Your task: Take each line containing "December" and report it exactly as written.

* Start Data to use *

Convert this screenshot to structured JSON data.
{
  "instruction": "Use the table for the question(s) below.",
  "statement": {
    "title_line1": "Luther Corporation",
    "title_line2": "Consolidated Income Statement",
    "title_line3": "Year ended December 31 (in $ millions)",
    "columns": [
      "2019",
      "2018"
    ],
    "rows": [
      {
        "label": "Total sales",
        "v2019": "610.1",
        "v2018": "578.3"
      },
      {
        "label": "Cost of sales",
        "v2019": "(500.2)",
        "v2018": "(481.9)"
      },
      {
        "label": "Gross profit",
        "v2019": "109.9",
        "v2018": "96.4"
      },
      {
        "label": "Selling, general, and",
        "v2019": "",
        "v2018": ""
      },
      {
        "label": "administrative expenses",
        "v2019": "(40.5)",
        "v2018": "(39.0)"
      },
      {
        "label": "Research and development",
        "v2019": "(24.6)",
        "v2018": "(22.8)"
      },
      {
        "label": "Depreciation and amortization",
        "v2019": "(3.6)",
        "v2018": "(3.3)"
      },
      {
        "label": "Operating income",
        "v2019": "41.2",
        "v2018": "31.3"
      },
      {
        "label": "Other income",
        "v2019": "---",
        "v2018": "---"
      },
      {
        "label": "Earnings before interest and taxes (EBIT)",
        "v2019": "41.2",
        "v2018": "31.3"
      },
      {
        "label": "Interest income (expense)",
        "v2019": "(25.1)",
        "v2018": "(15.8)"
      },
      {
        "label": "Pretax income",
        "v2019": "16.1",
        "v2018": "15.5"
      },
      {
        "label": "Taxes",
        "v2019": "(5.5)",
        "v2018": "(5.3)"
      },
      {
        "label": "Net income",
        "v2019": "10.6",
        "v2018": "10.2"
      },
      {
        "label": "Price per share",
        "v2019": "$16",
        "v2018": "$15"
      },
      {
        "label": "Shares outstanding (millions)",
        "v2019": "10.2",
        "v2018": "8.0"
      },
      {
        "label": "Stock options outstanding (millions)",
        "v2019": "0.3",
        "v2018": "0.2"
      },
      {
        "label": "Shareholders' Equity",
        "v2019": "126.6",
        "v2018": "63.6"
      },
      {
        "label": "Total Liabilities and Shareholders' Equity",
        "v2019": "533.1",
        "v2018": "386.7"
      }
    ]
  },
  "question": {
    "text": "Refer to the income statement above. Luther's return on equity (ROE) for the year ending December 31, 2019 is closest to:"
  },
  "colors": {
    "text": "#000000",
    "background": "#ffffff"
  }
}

* End Data to use *

Written response:
    "title_line3": "Year ended December 31 (in $ millions)",
    "text": "Refer to the income statement above. Luther's return on equity (ROE) for the year ending December 31, 2019 is closest to:"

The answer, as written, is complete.